╭──

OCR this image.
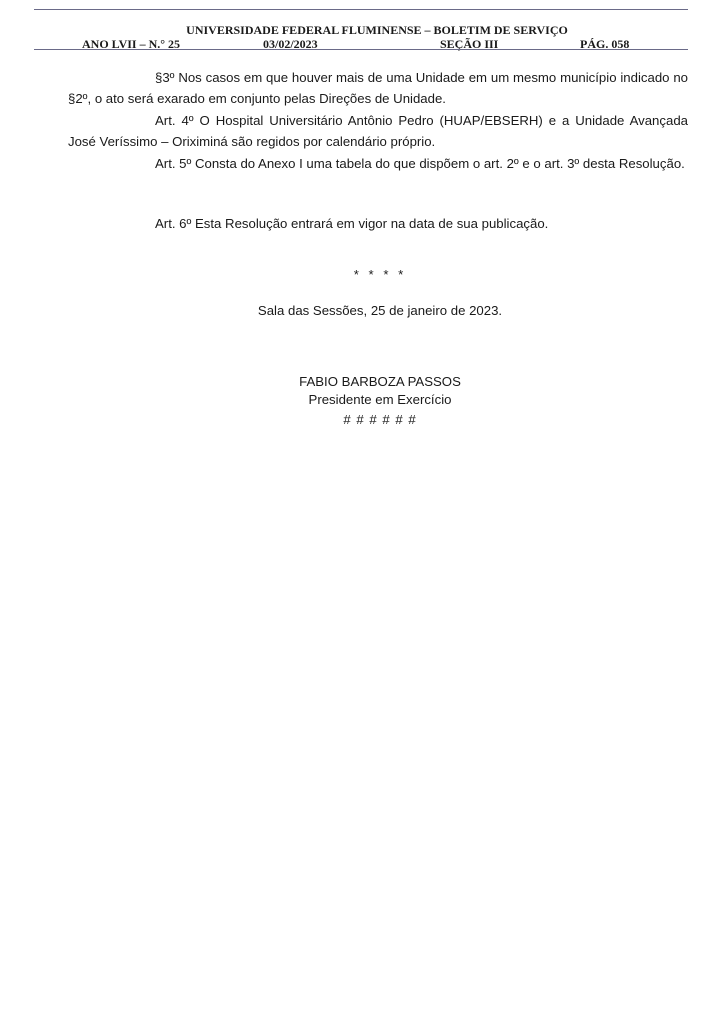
UNIVERSIDADE FEDERAL FLUMINENSE – BOLETIM DE SERVIÇO
ANO LVII – N.° 25	03/02/2023	SEÇÃO III	PÁG. 058

§3º Nos casos em que houver mais de uma Unidade em um mesmo município indicado no §2º, o ato será exarado em conjunto pelas Direções de Unidade.

Art. 4º O Hospital Universitário Antônio Pedro (HUAP/EBSERH) e a Unidade Avançada José Veríssimo – Oriximiná são regidos por calendário próprio.

Art. 5º Consta do Anexo I uma tabela do que dispõem o art. 2º e o art. 3º desta Resolução.

Art. 6º Esta Resolução entrará em vigor na data de sua publicação.

* * * *
Sala das Sessões, 25 de janeiro de 2023.
FABIO BARBOZA PASSOS
Presidente em Exercício
# # # # # #
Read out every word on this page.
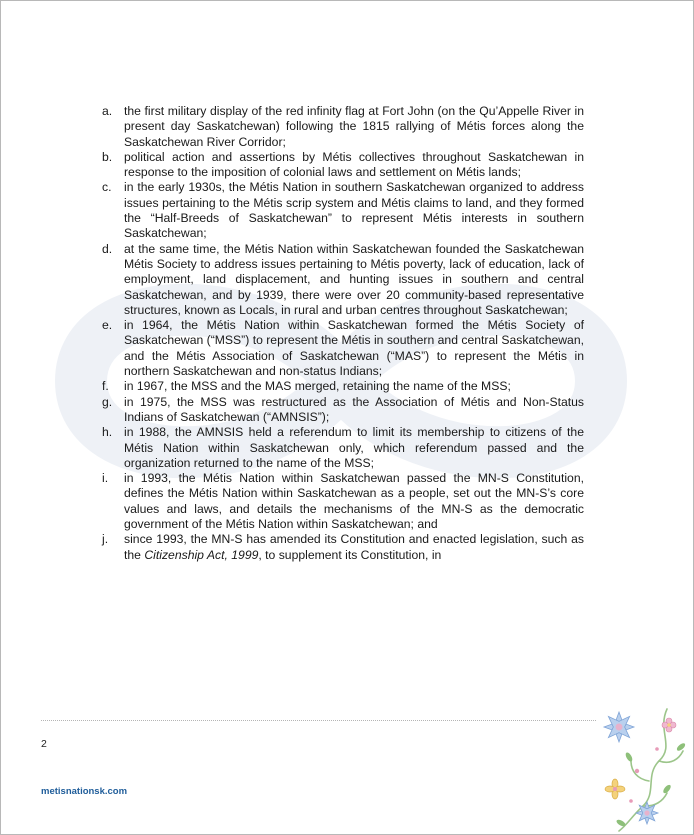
a. the first military display of the red infinity flag at Fort John (on the Qu’Appelle River in present day Saskatchewan) following the 1815 rallying of Métis forces along the Saskatchewan River Corridor;
b. political action and assertions by Métis collectives throughout Saskatchewan in response to the imposition of colonial laws and settlement on Métis lands;
c. in the early 1930s, the Métis Nation in southern Saskatchewan organized to address issues pertaining to the Métis scrip system and Métis claims to land, and they formed the “Half-Breeds of Saskatchewan” to represent Métis interests in southern Saskatchewan;
d. at the same time, the Métis Nation within Saskatchewan founded the Saskatchewan Métis Society to address issues pertaining to Métis poverty, lack of education, lack of employment, land displacement, and hunting issues in southern and central Saskatchewan, and by 1939, there were over 20 community-based representative structures, known as Locals, in rural and urban centres throughout Saskatchewan;
e. in 1964, the Métis Nation within Saskatchewan formed the Métis Society of Saskatchewan (“MSS”) to represent the Métis in southern and central Saskatchewan, and the Métis Association of Saskatchewan (“MAS”) to represent the Métis in northern Saskatchewan and non-status Indians;
f. in 1967, the MSS and the MAS merged, retaining the name of the MSS;
g. in 1975, the MSS was restructured as the Association of Métis and Non-Status Indians of Saskatchewan (“AMNSIS”);
h. in 1988, the AMNSIS held a referendum to limit its membership to citizens of the Métis Nation within Saskatchewan only, which referendum passed and the organization returned to the name of the MSS;
i. in 1993, the Métis Nation within Saskatchewan passed the MN-S Constitution, defines the Métis Nation within Saskatchewan as a people, set out the MN-S’s core values and laws, and details the mechanisms of the MN-S as the democratic government of the Métis Nation within Saskatchewan; and
j. since 1993, the MN-S has amended its Constitution and enacted legislation, such as the Citizenship Act, 1999, to supplement its Constitution, in
2
metisnationsk.com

╰──

◆ **WHAT IS EXPECTED**
Pictures stay out; reproduce every line of the records exactly.

◆ **EXERCISE RESULT**
OCR this image.
UNIVERSIDADE FEDERAL FLUMINENSE – BOLETIM DE SERVIÇO
ANO LVII – N.° 25	03/02/2023	SEÇÃO III	PÁG. 058

§3º Nos casos em que houver mais de uma Unidade em um mesmo município indicado no §2º, o ato será exarado em conjunto pelas Direções de Unidade.

Art. 4º O Hospital Universitário Antônio Pedro (HUAP/EBSERH) e a Unidade Avançada José Veríssimo – Oriximiná são regidos por calendário próprio.

Art. 5º Consta do Anexo I uma tabela do que dispõem o art. 2º e o art. 3º desta Resolução.

Art. 6º Esta Resolução entrará em vigor na data de sua publicação.

* * * *
Sala das Sessões, 25 de janeiro de 2023.
FABIO BARBOZA PASSOS
Presidente em Exercício
# # # # # #
Read out every word on this page.
a. the first military display of the red infinity flag at Fort John (on the Qu’Appelle River in present day Saskatchewan) following the 1815 rallying of Métis forces along the Saskatchewan River Corridor;
b. political action and assertions by Métis collectives throughout Saskatchewan in response to the imposition of colonial laws and settlement on Métis lands;
c. in the early 1930s, the Métis Nation in southern Saskatchewan organized to address issues pertaining to the Métis scrip system and Métis claims to land, and they formed the “Half-Breeds of Saskatchewan” to represent Métis interests in southern Saskatchewan;
d. at the same time, the Métis Nation within Saskatchewan founded the Saskatchewan Métis Society to address issues pertaining to Métis poverty, lack of education, lack of employment, land displacement, and hunting issues in southern and central Saskatchewan, and by 1939, there were over 20 community-based representative structures, known as Locals, in rural and urban centres throughout Saskatchewan;
e. in 1964, the Métis Nation within Saskatchewan formed the Métis Society of Saskatchewan (“MSS”) to represent the Métis in southern and central Saskatchewan, and the Métis Association of Saskatchewan (“MAS”) to represent the Métis in northern Saskatchewan and non-status Indians;
f. in 1967, the MSS and the MAS merged, retaining the name of the MSS;
g. in 1975, the MSS was restructured as the Association of Métis and Non-Status Indians of Saskatchewan (“AMNSIS”);
h. in 1988, the AMNSIS held a referendum to limit its membership to citizens of the Métis Nation within Saskatchewan only, which referendum passed and the organization returned to the name of the MSS;
i. in 1993, the Métis Nation within Saskatchewan passed the MN-S Constitution, defines the Métis Nation within Saskatchewan as a people, set out the MN-S’s core values and laws, and details the mechanisms of the MN-S as the democratic government of the Métis Nation within Saskatchewan; and
j. since 1993, the MN-S has amended its Constitution and enacted legislation, such as the Citizenship Act, 1999, to supplement its Constitution, in
2
metisnationsk.com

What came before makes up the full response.